* start Data supplied *
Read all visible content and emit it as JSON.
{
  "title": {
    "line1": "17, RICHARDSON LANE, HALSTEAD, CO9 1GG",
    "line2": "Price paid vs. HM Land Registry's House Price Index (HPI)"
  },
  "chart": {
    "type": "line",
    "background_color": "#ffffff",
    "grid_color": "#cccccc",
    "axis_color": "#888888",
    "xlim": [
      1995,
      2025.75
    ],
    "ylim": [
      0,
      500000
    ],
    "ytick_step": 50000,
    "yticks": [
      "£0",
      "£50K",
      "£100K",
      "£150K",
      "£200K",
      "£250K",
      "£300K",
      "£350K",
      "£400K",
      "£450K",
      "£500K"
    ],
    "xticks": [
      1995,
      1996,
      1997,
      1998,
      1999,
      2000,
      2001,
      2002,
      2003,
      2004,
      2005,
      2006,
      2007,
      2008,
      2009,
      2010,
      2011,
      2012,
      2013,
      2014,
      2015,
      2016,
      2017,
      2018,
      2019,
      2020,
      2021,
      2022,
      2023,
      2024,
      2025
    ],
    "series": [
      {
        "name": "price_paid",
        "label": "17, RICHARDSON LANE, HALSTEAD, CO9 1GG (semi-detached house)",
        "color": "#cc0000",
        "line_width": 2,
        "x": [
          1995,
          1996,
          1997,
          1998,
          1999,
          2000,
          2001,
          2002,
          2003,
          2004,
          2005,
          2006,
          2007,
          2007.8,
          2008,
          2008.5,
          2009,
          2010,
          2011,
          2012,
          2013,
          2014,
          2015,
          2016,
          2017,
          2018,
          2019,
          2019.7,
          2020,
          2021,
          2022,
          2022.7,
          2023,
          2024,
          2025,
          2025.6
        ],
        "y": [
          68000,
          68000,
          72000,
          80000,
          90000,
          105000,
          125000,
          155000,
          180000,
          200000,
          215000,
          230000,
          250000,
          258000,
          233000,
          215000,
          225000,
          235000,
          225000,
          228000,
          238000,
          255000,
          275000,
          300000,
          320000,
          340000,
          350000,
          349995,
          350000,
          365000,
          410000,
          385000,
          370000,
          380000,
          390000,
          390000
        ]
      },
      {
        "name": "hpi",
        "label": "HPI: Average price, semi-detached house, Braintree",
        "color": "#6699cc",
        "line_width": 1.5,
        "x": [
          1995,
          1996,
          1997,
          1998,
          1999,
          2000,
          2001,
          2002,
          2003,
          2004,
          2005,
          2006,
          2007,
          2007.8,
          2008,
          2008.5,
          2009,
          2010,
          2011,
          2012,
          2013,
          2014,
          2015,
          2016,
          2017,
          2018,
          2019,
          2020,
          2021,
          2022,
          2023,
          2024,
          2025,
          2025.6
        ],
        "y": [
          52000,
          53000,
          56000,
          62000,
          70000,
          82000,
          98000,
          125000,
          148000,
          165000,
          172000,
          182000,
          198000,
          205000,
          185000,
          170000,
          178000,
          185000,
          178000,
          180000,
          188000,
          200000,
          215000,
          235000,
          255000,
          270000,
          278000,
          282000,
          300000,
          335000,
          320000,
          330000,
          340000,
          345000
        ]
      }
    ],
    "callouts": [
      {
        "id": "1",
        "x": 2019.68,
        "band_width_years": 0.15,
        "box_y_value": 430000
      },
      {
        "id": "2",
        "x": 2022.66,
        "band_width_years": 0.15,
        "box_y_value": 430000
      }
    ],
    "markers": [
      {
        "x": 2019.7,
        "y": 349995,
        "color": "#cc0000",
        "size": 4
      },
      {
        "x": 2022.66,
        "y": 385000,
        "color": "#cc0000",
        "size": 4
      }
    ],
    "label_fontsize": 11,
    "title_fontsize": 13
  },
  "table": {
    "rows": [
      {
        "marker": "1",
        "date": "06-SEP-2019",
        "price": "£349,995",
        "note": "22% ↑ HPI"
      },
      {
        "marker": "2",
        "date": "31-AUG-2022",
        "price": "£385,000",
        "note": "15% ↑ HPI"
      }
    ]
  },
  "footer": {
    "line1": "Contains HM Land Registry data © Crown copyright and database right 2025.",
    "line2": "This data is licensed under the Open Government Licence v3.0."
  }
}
* end Data supplied *
Task directions: Set down the listing above in full, please, exactly as it appears.

Final result:
Read all visible content and emit it as JSON.
{
  "title": {
    "line1": "17, RICHARDSON LANE, HALSTEAD, CO9 1GG",
    "line2": "Price paid vs. HM Land Registry's House Price Index (HPI)"
  },
  "chart": {
    "type": "line",
    "background_color": "#ffffff",
    "grid_color": "#cccccc",
    "axis_color": "#888888",
    "xlim": [
      1995,
      2025.75
    ],
    "ylim": [
      0,
      500000
    ],
    "ytick_step": 50000,
    "yticks": [
      "£0",
      "£50K",
      "£100K",
      "£150K",
      "£200K",
      "£250K",
      "£300K",
      "£350K",
      "£400K",
      "£450K",
      "£500K"
    ],
    "xticks": [
      1995,
      1996,
      1997,
      1998,
      1999,
      2000,
      2001,
      2002,
      2003,
      2004,
      2005,
      2006,
      2007,
      2008,
      2009,
      2010,
      2011,
      2012,
      2013,
      2014,
      2015,
      2016,
      2017,
      2018,
      2019,
      2020,
      2021,
      2022,
      2023,
      2024,
      2025
    ],
    "series": [
      {
        "name": "price_paid",
        "label": "17, RICHARDSON LANE, HALSTEAD, CO9 1GG (semi-detached house)",
        "color": "#cc0000",
        "line_width": 2,
        "x": [
          1995,
          1996,
          1997,
          1998,
          1999,
          2000,
          2001,
          2002,
          2003,
          2004,
          2005,
          2006,
          2007,
          2007.8,
          2008,
          2008.5,
          2009,
          2010,
          2011,
          2012,
          2013,
          2014,
          2015,
          2016,
          2017,
          2018,
          2019,
          2019.7,
          2020,
          2021,
          2022,
          2022.7,
          2023,
          2024,
          2025,
          2025.6
        ],
        "y": [
          68000,
          68000,
          72000,
          80000,
          90000,
          105000,
          125000,
          155000,
          180000,
          200000,
          215000,
          230000,
          250000,
          258000,
          233000,
          215000,
          225000,
          235000,
          225000,
          228000,
          238000,
          255000,
          275000,
          300000,
          320000,
          340000,
          350000,
          349995,
          350000,
          365000,
          410000,
          385000,
          370000,
          380000,
          390000,
          390000
        ]
      },
      {
        "name": "hpi",
        "label": "HPI: Average price, semi-detached house, Braintree",
        "color": "#6699cc",
        "line_width": 1.5,
        "x": [
          1995,
          1996,
          1997,
          1998,
          1999,
          2000,
          2001,
          2002,
          2003,
          2004,
          2005,
          2006,
          2007,
          2007.8,
          2008,
          2008.5,
          2009,
          2010,
          2011,
          2012,
          2013,
          2014,
          2015,
          2016,
          2017,
          2018,
          2019,
          2020,
          2021,
          2022,
          2023,
          2024,
          2025,
          2025.6
        ],
        "y": [
          52000,
          53000,
          56000,
          62000,
          70000,
          82000,
          98000,
          125000,
          148000,
          165000,
          172000,
          182000,
          198000,
          205000,
          185000,
          170000,
          178000,
          185000,
          178000,
          180000,
          188000,
          200000,
          215000,
          235000,
          255000,
          270000,
          278000,
          282000,
          300000,
          335000,
          320000,
          330000,
          340000,
          345000
        ]
      }
    ],
    "callouts": [
      {
        "id": "1",
        "x": 2019.68,
        "band_width_years": 0.15,
        "box_y_value": 430000
      },
      {
        "id": "2",
        "x": 2022.66,
        "band_width_years": 0.15,
        "box_y_value": 430000
      }
    ],
    "markers": [
      {
        "x": 2019.7,
        "y": 349995,
        "color": "#cc0000",
        "size": 4
      },
      {
        "x": 2022.66,
        "y": 385000,
        "color": "#cc0000",
        "size": 4
      }
    ],
    "label_fontsize": 11,
    "title_fontsize": 13
  },
  "table": {
    "rows": [
      {
        "marker": "1",
        "date": "06-SEP-2019",
        "price": "£349,995",
        "note": "22% ↑ HPI"
      },
      {
        "marker": "2",
        "date": "31-AUG-2022",
        "price": "£385,000",
        "note": "15% ↑ HPI"
      }
    ]
  },
  "footer": {
    "line1": "Contains HM Land Registry data © Crown copyright and database right 2025.",
    "line2": "This data is licensed under the Open Government Licence v3.0."
  }
}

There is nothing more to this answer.